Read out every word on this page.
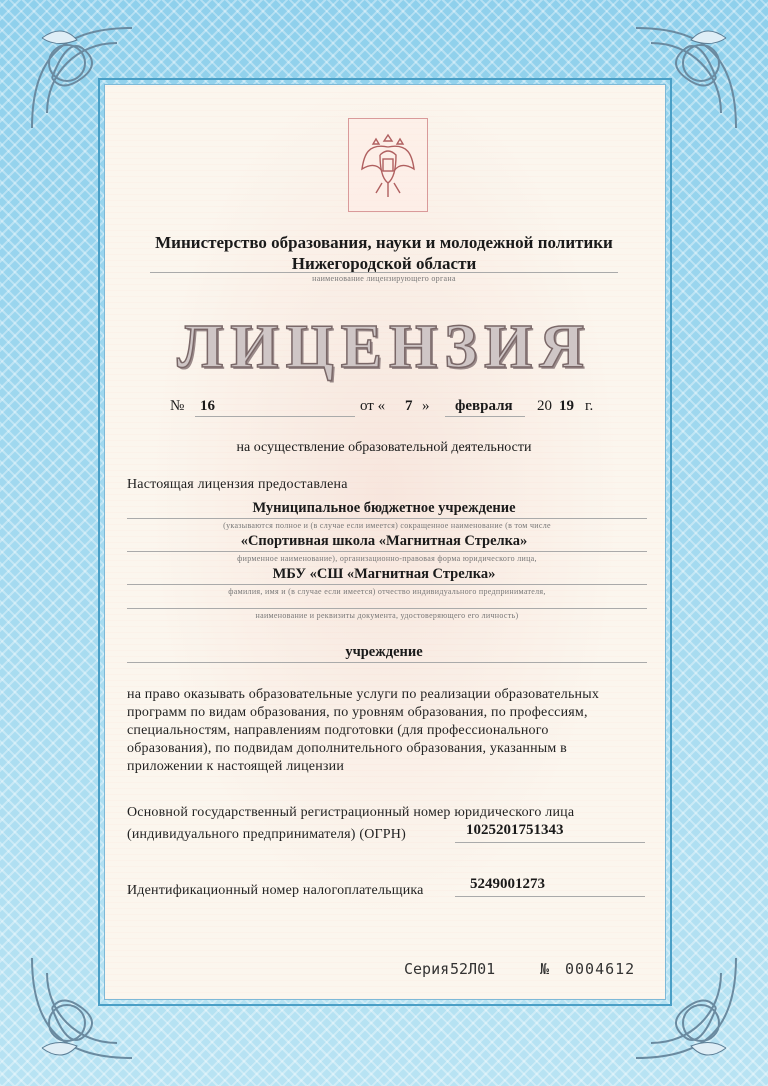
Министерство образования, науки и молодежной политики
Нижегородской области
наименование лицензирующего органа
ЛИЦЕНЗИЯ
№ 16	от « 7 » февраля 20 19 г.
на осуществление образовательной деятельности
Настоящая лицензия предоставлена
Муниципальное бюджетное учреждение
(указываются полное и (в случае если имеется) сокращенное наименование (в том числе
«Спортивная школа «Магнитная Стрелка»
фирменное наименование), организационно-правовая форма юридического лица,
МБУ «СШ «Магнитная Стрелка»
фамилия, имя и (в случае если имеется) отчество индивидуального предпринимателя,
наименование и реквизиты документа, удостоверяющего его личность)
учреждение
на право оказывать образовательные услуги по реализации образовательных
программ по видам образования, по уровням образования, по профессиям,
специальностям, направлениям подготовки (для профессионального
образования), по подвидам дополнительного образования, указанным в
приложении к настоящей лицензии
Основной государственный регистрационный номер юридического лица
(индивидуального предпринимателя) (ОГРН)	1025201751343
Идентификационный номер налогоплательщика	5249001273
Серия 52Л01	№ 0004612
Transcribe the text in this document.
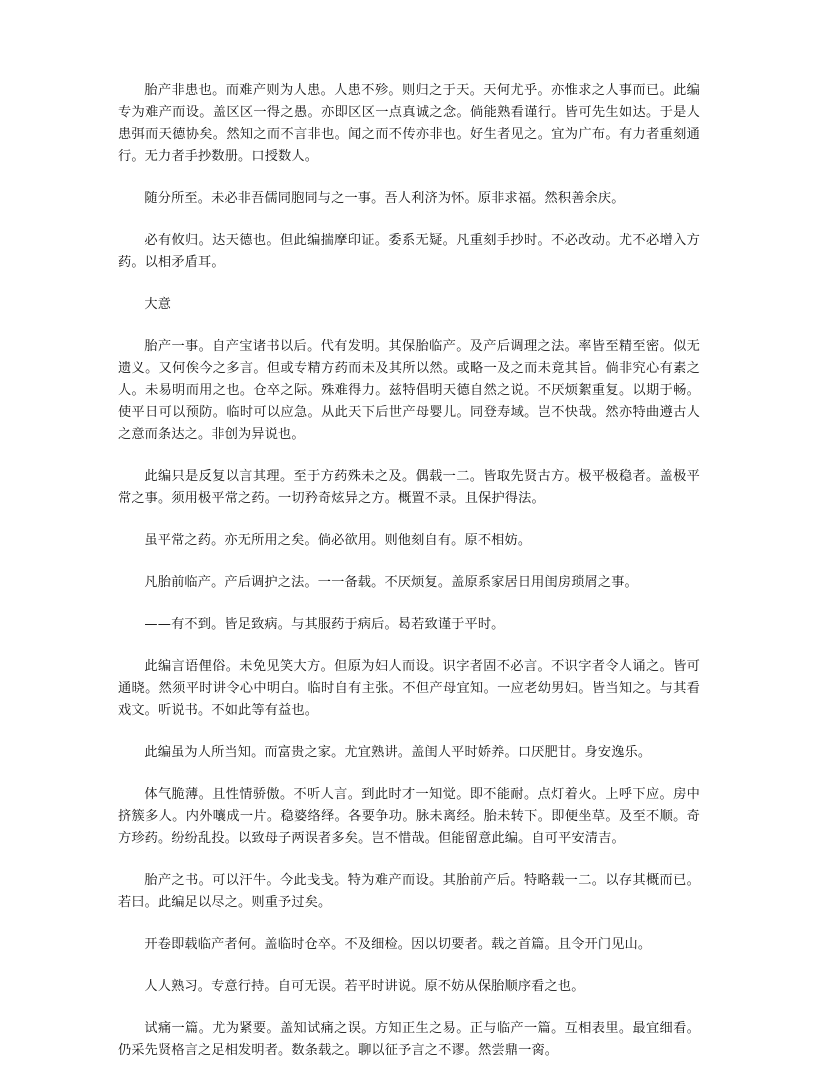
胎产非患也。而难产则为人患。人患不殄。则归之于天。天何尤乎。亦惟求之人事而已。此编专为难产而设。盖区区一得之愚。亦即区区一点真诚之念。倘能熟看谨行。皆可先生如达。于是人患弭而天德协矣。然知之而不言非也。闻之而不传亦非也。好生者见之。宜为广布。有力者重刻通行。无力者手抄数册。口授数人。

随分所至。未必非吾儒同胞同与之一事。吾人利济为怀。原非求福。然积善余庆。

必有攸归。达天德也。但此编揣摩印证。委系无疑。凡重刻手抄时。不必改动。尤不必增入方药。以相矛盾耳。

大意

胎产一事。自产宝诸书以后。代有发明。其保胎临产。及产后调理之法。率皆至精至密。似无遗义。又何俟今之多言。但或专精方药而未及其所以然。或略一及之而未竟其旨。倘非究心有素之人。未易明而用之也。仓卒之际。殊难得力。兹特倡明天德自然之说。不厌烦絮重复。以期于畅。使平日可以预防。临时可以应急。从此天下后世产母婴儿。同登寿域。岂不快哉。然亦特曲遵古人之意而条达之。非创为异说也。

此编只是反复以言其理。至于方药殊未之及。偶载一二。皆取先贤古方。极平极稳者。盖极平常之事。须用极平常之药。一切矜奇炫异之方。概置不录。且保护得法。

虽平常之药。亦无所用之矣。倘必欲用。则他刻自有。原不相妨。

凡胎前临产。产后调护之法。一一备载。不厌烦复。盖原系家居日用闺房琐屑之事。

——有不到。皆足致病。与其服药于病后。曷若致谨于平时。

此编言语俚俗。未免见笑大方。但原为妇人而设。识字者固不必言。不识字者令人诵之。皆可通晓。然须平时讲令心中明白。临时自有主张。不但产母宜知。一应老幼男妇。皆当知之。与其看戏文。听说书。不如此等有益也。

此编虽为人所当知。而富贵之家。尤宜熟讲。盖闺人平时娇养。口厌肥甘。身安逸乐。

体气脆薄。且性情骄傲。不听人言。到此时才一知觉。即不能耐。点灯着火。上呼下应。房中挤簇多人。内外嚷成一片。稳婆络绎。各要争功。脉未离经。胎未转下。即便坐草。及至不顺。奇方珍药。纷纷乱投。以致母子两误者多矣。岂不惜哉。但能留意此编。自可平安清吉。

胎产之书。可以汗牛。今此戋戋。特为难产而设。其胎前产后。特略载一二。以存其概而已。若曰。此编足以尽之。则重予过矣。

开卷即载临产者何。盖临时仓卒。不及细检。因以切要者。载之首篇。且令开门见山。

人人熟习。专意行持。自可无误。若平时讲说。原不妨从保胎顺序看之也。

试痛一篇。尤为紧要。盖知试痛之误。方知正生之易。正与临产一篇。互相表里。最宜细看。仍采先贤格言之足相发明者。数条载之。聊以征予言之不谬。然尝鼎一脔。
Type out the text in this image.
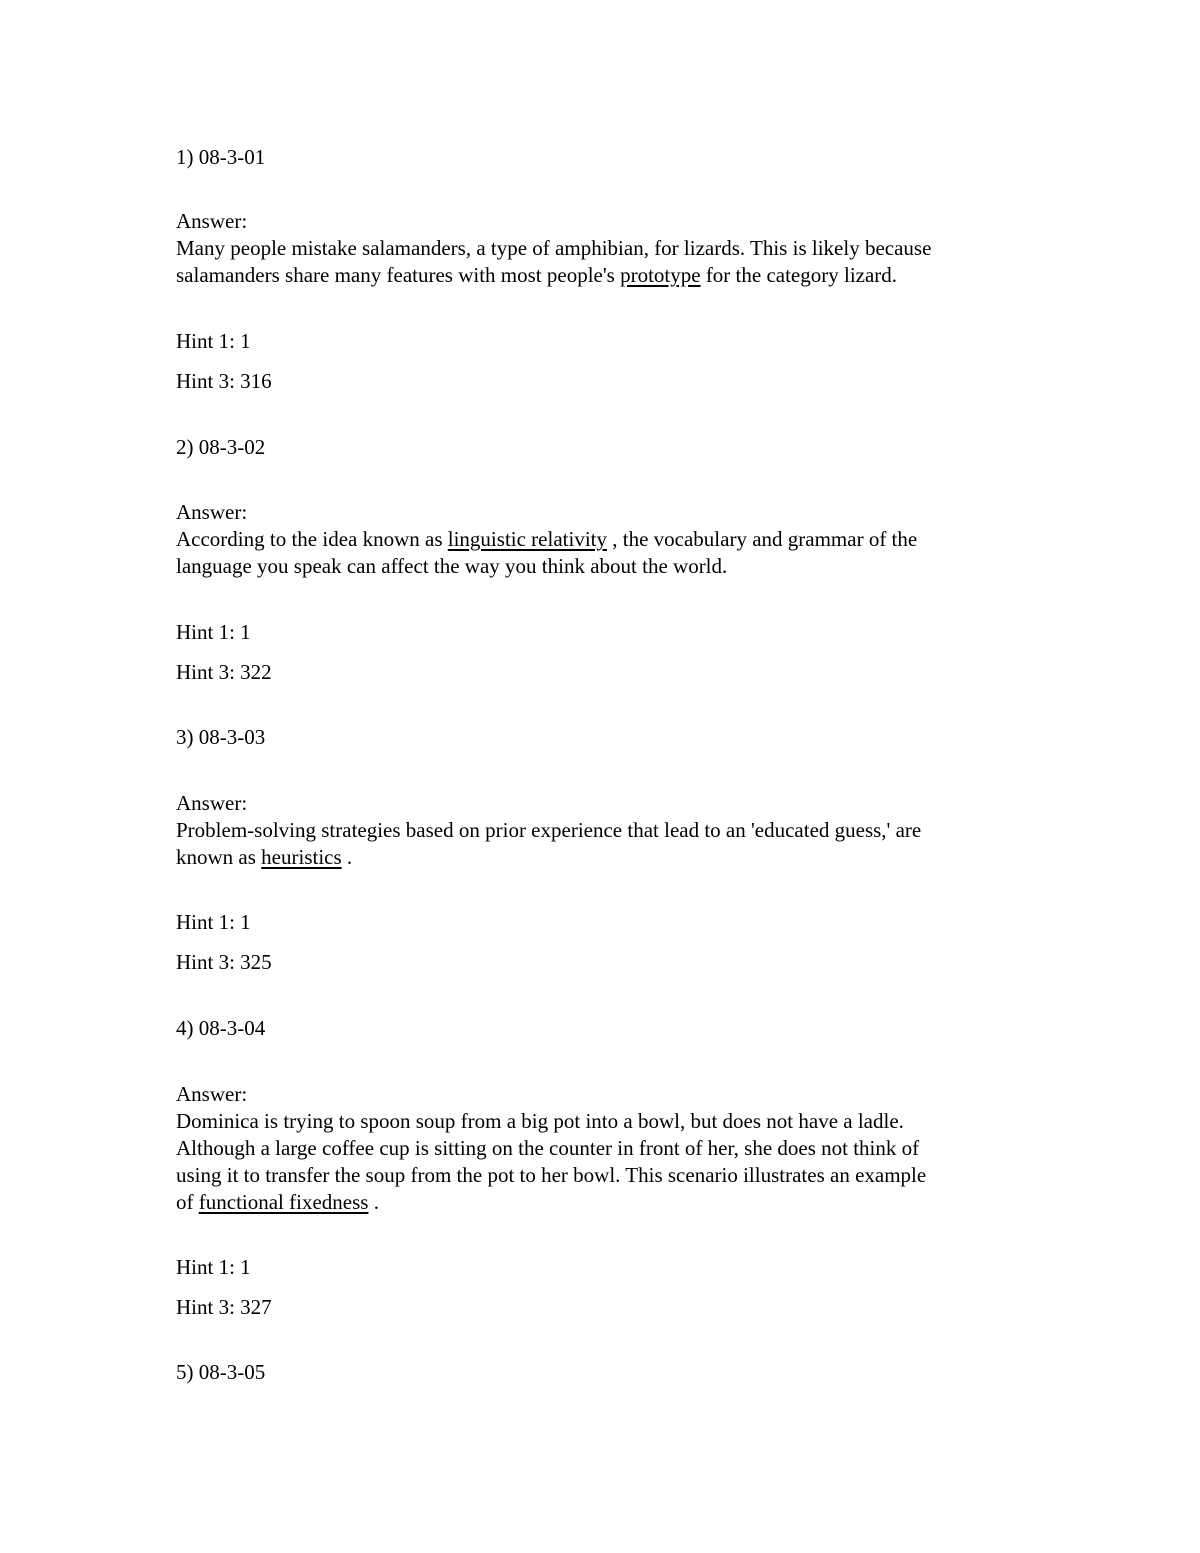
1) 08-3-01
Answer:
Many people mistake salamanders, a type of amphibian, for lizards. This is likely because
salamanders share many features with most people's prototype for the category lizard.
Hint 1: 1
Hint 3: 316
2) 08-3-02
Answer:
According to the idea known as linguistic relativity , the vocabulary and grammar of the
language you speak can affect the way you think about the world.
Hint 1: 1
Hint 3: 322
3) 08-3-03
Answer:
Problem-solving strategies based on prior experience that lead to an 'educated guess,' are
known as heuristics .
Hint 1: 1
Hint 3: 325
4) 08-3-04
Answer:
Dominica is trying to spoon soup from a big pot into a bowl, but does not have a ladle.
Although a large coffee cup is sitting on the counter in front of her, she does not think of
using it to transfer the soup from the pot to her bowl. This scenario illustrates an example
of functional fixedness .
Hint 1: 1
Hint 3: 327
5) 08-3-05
+--
Quote, without alteration, the lines running from the line containing "Type out the text in this image." to the last line of the entries, and include no pictures.

Type out the text in this image.
1) 08-3-01
Answer:
Many people mistake salamanders, a type of amphibian, for lizards. This is likely because
salamanders share many features with most people's prototype for the category lizard.
Hint 1: 1
Hint 3: 316
2) 08-3-02
Answer:
According to the idea known as linguistic relativity , the vocabulary and grammar of the
language you speak can affect the way you think about the world.
Hint 1: 1
Hint 3: 322
3) 08-3-03
Answer:
Problem-solving strategies based on prior experience that lead to an 'educated guess,' are
known as heuristics .
Hint 1: 1
Hint 3: 325
4) 08-3-04
Answer:
Dominica is trying to spoon soup from a big pot into a bowl, but does not have a ladle.
Although a large coffee cup is sitting on the counter in front of her, she does not think of
using it to transfer the soup from the pot to her bowl. This scenario illustrates an example
of functional fixedness .
Hint 1: 1
Hint 3: 327
5) 08-3-05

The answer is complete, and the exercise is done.